(begin)

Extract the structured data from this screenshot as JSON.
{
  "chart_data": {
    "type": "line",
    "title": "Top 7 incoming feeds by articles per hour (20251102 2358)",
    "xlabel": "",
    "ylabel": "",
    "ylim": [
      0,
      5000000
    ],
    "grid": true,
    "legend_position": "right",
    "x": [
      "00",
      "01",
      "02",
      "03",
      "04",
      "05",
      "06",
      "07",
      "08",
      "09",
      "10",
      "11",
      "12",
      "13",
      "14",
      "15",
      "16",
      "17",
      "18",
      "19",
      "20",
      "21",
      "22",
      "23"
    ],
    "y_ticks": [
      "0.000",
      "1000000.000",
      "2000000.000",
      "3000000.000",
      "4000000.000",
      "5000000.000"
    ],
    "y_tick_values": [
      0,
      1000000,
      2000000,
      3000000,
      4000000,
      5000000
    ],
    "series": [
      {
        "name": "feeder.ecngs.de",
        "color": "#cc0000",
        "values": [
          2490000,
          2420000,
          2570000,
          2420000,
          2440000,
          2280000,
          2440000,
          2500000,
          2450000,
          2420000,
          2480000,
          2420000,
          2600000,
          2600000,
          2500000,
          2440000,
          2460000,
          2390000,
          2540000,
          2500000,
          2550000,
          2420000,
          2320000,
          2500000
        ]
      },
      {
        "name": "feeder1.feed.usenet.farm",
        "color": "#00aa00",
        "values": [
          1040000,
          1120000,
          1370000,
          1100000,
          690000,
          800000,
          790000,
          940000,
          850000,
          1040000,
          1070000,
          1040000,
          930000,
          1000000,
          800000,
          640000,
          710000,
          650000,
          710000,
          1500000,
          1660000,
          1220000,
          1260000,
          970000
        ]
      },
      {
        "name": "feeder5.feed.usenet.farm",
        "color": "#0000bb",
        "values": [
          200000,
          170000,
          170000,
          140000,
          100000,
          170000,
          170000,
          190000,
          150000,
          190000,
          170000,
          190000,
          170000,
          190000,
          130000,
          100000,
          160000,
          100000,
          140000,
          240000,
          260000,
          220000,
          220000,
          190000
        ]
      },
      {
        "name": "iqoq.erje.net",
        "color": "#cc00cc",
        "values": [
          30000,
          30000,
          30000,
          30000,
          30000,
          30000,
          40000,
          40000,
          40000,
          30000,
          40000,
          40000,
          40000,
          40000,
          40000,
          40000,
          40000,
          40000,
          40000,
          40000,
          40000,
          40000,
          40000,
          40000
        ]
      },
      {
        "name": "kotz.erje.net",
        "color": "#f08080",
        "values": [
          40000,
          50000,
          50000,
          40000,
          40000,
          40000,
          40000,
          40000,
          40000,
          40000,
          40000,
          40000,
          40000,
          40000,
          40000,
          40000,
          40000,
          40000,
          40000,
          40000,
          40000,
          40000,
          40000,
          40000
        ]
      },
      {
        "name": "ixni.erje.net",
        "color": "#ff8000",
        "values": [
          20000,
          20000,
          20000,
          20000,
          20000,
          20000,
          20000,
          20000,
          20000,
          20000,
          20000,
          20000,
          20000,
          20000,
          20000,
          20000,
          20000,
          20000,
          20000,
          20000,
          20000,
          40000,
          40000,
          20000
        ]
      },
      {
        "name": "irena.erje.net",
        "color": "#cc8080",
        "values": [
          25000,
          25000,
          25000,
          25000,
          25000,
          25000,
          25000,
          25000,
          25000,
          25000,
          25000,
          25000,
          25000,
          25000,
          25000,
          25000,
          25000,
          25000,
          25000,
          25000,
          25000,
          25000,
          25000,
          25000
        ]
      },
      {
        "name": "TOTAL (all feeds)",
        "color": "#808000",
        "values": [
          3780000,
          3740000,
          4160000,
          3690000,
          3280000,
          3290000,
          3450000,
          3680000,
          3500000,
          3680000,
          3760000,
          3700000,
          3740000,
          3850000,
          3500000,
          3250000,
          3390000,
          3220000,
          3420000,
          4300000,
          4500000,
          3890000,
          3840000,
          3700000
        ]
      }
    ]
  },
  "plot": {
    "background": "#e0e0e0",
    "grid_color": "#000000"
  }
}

(end)

**Objective:**
Quote each line above in full, word for word.

**The output:**
Extract the structured data from this screenshot as JSON.
{
  "chart_data": {
    "type": "line",
    "title": "Top 7 incoming feeds by articles per hour (20251102 2358)",
    "xlabel": "",
    "ylabel": "",
    "ylim": [
      0,
      5000000
    ],
    "grid": true,
    "legend_position": "right",
    "x": [
      "00",
      "01",
      "02",
      "03",
      "04",
      "05",
      "06",
      "07",
      "08",
      "09",
      "10",
      "11",
      "12",
      "13",
      "14",
      "15",
      "16",
      "17",
      "18",
      "19",
      "20",
      "21",
      "22",
      "23"
    ],
    "y_ticks": [
      "0.000",
      "1000000.000",
      "2000000.000",
      "3000000.000",
      "4000000.000",
      "5000000.000"
    ],
    "y_tick_values": [
      0,
      1000000,
      2000000,
      3000000,
      4000000,
      5000000
    ],
    "series": [
      {
        "name": "feeder.ecngs.de",
        "color": "#cc0000",
        "values": [
          2490000,
          2420000,
          2570000,
          2420000,
          2440000,
          2280000,
          2440000,
          2500000,
          2450000,
          2420000,
          2480000,
          2420000,
          2600000,
          2600000,
          2500000,
          2440000,
          2460000,
          2390000,
          2540000,
          2500000,
          2550000,
          2420000,
          2320000,
          2500000
        ]
      },
      {
        "name": "feeder1.feed.usenet.farm",
        "color": "#00aa00",
        "values": [
          1040000,
          1120000,
          1370000,
          1100000,
          690000,
          800000,
          790000,
          940000,
          850000,
          1040000,
          1070000,
          1040000,
          930000,
          1000000,
          800000,
          640000,
          710000,
          650000,
          710000,
          1500000,
          1660000,
          1220000,
          1260000,
          970000
        ]
      },
      {
        "name": "feeder5.feed.usenet.farm",
        "color": "#0000bb",
        "values": [
          200000,
          170000,
          170000,
          140000,
          100000,
          170000,
          170000,
          190000,
          150000,
          190000,
          170000,
          190000,
          170000,
          190000,
          130000,
          100000,
          160000,
          100000,
          140000,
          240000,
          260000,
          220000,
          220000,
          190000
        ]
      },
      {
        "name": "iqoq.erje.net",
        "color": "#cc00cc",
        "values": [
          30000,
          30000,
          30000,
          30000,
          30000,
          30000,
          40000,
          40000,
          40000,
          30000,
          40000,
          40000,
          40000,
          40000,
          40000,
          40000,
          40000,
          40000,
          40000,
          40000,
          40000,
          40000,
          40000,
          40000
        ]
      },
      {
        "name": "kotz.erje.net",
        "color": "#f08080",
        "values": [
          40000,
          50000,
          50000,
          40000,
          40000,
          40000,
          40000,
          40000,
          40000,
          40000,
          40000,
          40000,
          40000,
          40000,
          40000,
          40000,
          40000,
          40000,
          40000,
          40000,
          40000,
          40000,
          40000,
          40000
        ]
      },
      {
        "name": "ixni.erje.net",
        "color": "#ff8000",
        "values": [
          20000,
          20000,
          20000,
          20000,
          20000,
          20000,
          20000,
          20000,
          20000,
          20000,
          20000,
          20000,
          20000,
          20000,
          20000,
          20000,
          20000,
          20000,
          20000,
          20000,
          20000,
          40000,
          40000,
          20000
        ]
      },
      {
        "name": "irena.erje.net",
        "color": "#cc8080",
        "values": [
          25000,
          25000,
          25000,
          25000,
          25000,
          25000,
          25000,
          25000,
          25000,
          25000,
          25000,
          25000,
          25000,
          25000,
          25000,
          25000,
          25000,
          25000,
          25000,
          25000,
          25000,
          25000,
          25000,
          25000
        ]
      },
      {
        "name": "TOTAL (all feeds)",
        "color": "#808000",
        "values": [
          3780000,
          3740000,
          4160000,
          3690000,
          3280000,
          3290000,
          3450000,
          3680000,
          3500000,
          3680000,
          3760000,
          3700000,
          3740000,
          3850000,
          3500000,
          3250000,
          3390000,
          3220000,
          3420000,
          4300000,
          4500000,
          3890000,
          3840000,
          3700000
        ]
      }
    ]
  },
  "plot": {
    "background": "#e0e0e0",
    "grid_color": "#000000"
  }
}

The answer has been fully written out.